→ THE REQUEST
Reproduce every line in the listing that contains the word "Immigrant".

→ ENTRIES SHOWN
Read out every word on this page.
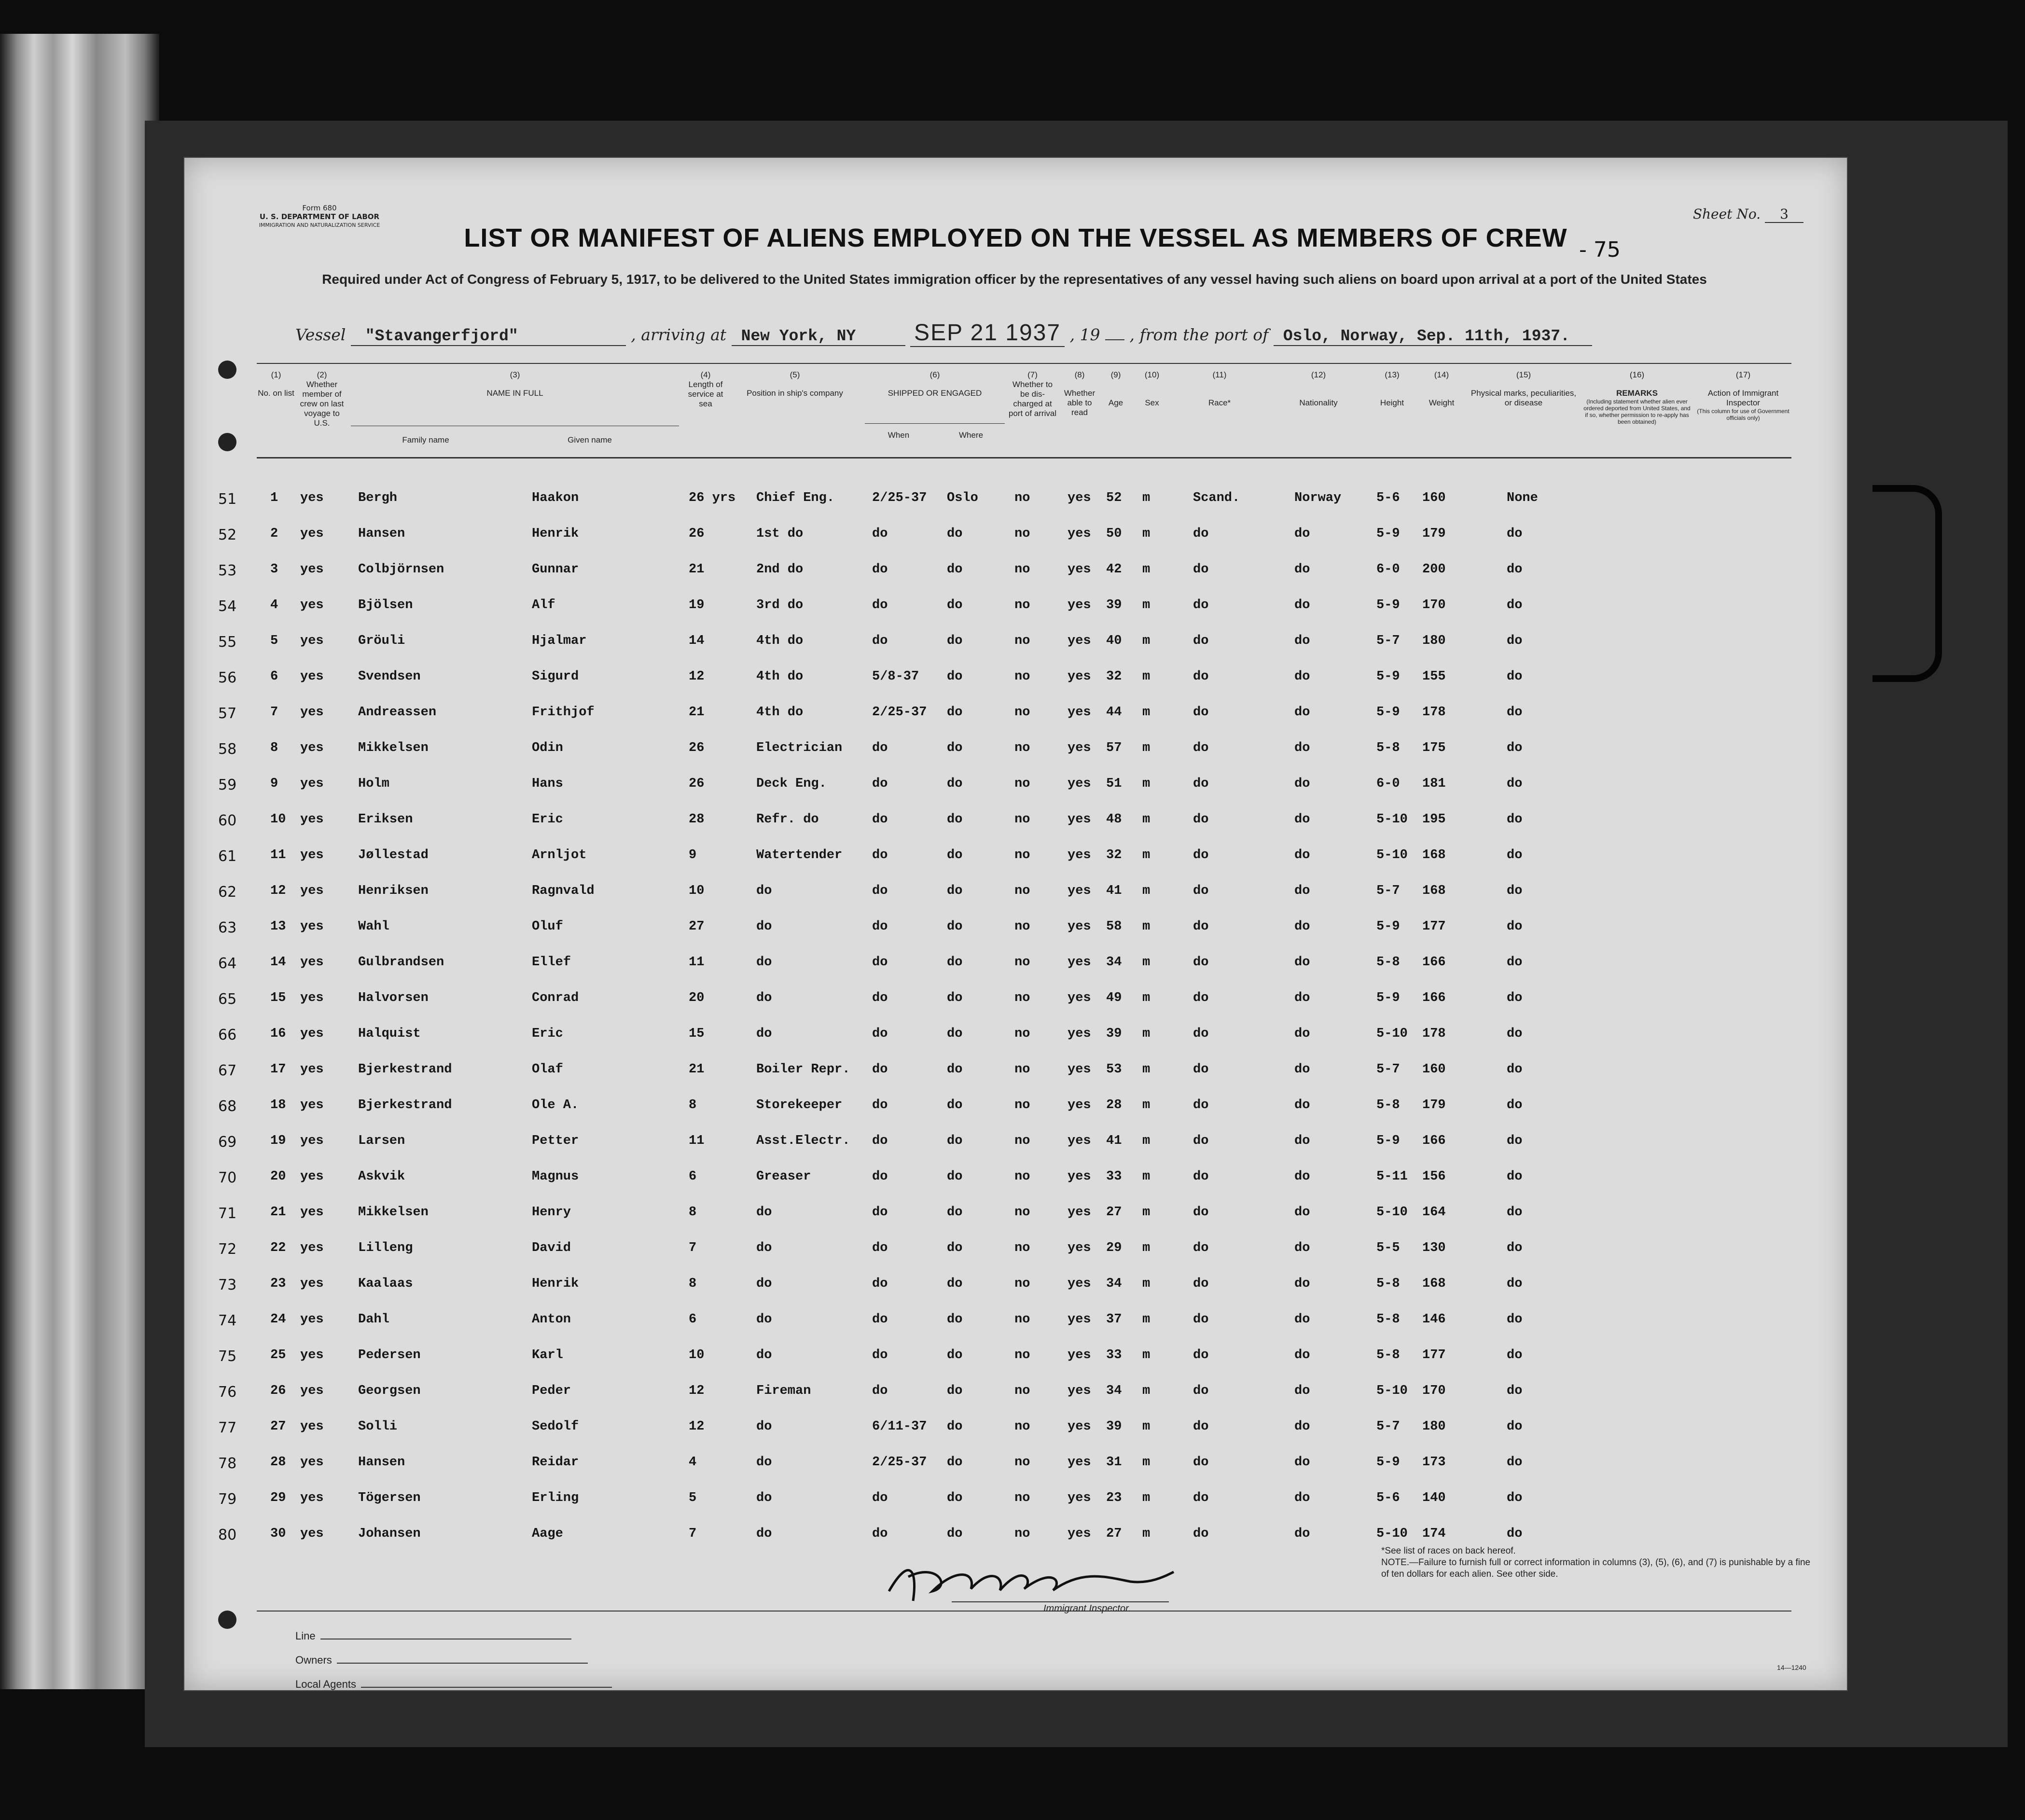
Form 680
U. S. DEPARTMENT OF LABOR
IMMIGRATION AND NATURALIZATION SERVICE
Sheet No. 3
- 75
LIST OR MANIFEST OF ALIENS EMPLOYED ON THE VESSEL AS MEMBERS OF CREW
Required under Act of Congress of February 5, 1917, to be delivered to the United States immigration officer by the representatives of any vessel having such aliens on board upon arrival at a port of the United States
Vessel "Stavangerfjord"	, arriving at New York, NY	SEP 21 1937 , 19 , from the port of Oslo, Norway, Sep. 11th, 1937.
(1)
No. on list
(2)
Whether member of crew on last voyage to U.S.
(3)
NAME IN FULL
Family name	Given name
(4)
Length of service at sea
(5)
Position in ship's company
(6)
SHIPPED OR ENGAGED
When	Where
(7)
Whether to be dis-charged at port of arrival
(8)
Whether able to read
(9)
Age
(10)
Sex
(11)
Race*
(12)
Nationality
(13)
Height
(14)
Weight
(15)
Physical marks, peculiarities, or disease
(16)
REMARKS
(Including statement whether alien ever ordered deported from United States, and if so, whether permission to re-apply has been obtained)
(17)
Action of Immigrant Inspector
(This column for use of Government officials only)
51	1 yes	Bergh	Haakon	26 yrs Chief Eng.	2/25-37 Oslo	no	yes 52 m	Scand.	Norway	5-6 160	None
52	2 yes	Hansen	Henrik	26	1st do	do	do	no	yes 50 m	do	do	5-9 179	do
53	3 yes	Colbjörnsen	Gunnar	21	2nd do	do	do	no	yes 42 m	do	do	6-0 200	do
54	4 yes	Bjölsen	Alf	19	3rd do	do	do	no	yes 39 m	do	do	5-9 170	do
55	5 yes	Gröuli	Hjalmar	14	4th do	do	do	no	yes 40 m	do	do	5-7 180	do
56	6 yes	Svendsen	Sigurd	12	4th do	5/8-37 do	no	yes 32 m	do	do	5-9 155	do
57	7 yes	Andreassen	Frithjof	21	4th do	2/25-37 do	no	yes 44 m	do	do	5-9 178	do
58	8 yes	Mikkelsen	Odin	26	Electrician do	do	no	yes 57 m	do	do	5-8 175	do
59	9 yes	Holm	Hans	26	Deck Eng.	do	do	no	yes 51 m	do	do	6-0 181	do
60	10 yes	Eriksen	Eric	28	Refr. do	do	do	no	yes 48 m	do	do	5-10 195	do
61	11 yes	Jøllestad	Arnljot	9	Watertender do	do	no	yes 32 m	do	do	5-10 168	do
62	12 yes	Henriksen	Ragnvald	10	do	do	do	no	yes 41 m	do	do	5-7 168	do
63	13 yes	Wahl	Oluf	27	do	do	do	no	yes 58 m	do	do	5-9 177	do
64	14 yes	Gulbrandsen	Ellef	11	do	do	do	no	yes 34 m	do	do	5-8 166	do
65	15 yes	Halvorsen	Conrad	20	do	do	do	no	yes 49 m	do	do	5-9 166	do
66	16 yes	Halquist	Eric	15	do	do	do	no	yes 39 m	do	do	5-10 178	do
67	17 yes	Bjerkestrand	Olaf	21	Boiler Repr. do	do	no	yes 53 m	do	do	5-7 160	do
68	18 yes	Bjerkestrand	Ole A.	8	Storekeeper do	do	no	yes 28 m	do	do	5-8 179	do
69	19 yes	Larsen	Petter	11	Asst.Electr. do	do	no	yes 41 m	do	do	5-9 166	do
70	20 yes	Askvik	Magnus	6	Greaser	do	do	no	yes 33 m	do	do	5-11 156	do
71	21 yes	Mikkelsen	Henry	8	do	do	do	no	yes 27 m	do	do	5-10 164	do
72	22 yes	Lilleng	David	7	do	do	do	no	yes 29 m	do	do	5-5 130	do
73	23 yes	Kaalaas	Henrik	8	do	do	do	no	yes 34 m	do	do	5-8 168	do
74	24 yes	Dahl	Anton	6	do	do	do	no	yes 37 m	do	do	5-8 146	do
75	25 yes	Pedersen	Karl	10	do	do	do	no	yes 33 m	do	do	5-8 177	do
76	26 yes	Georgsen	Peder	12	Fireman	do	do	no	yes 34 m	do	do	5-10 170	do
77	27 yes	Solli	Sedolf	12	do	6/11-37 do	no	yes 39 m	do	do	5-7 180	do
78	28 yes	Hansen	Reidar	4	do	2/25-37 do	no	yes 31 m	do	do	5-9 173	do
79	29 yes	Tögersen	Erling	5	do	do	do	no	yes 23 m	do	do	5-6 140	do
80	30 yes	Johansen	Aage	7	do	do	do	no	yes 27 m	do	do	5-10 174	do
Line
Owners
Local Agents
Immigrant Inspector.
*See list of races on back hereof.
NOTE.—Failure to furnish full or correct information in columns (3), (5), (6), and (7) is punishable by a fine of ten dollars for each alien. See other side.
14—1240
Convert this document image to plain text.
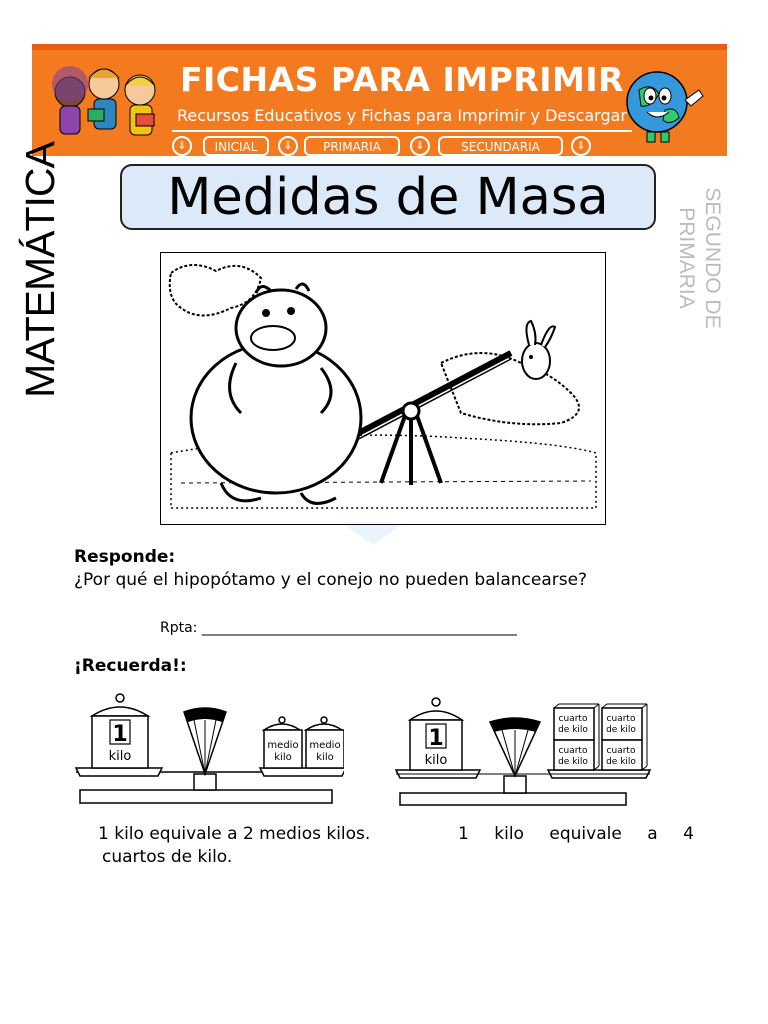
FICHAS PARA IMPRIMIR
Recursos Educativos y Fichas para Imprimir y Descargar
⇓	INICIAL	⇓	PRIMARIA	⇓	SECUNDARIA	⇓
MATEMÁTICA	SEGUNDO DE PRIMARIA
Medidas de Masa
Responde:
¿Por qué el hipopótamo y el conejo no pueden balancearse?
Rpta: _____________________________________________
¡Recuerda!:
1
kilo
medio
kilo
medio
kilo
1
kilo
cuarto
de kilo
cuarto
de kilo
cuarto
de kilo
cuarto
de kilo
1 kilo equivale a 2 medios kilos.	1 kilo equivale a 4
cuartos de kilo.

→ RESPONSE BELOW
Action of Immigrant Inspector
Immigrant Inspector.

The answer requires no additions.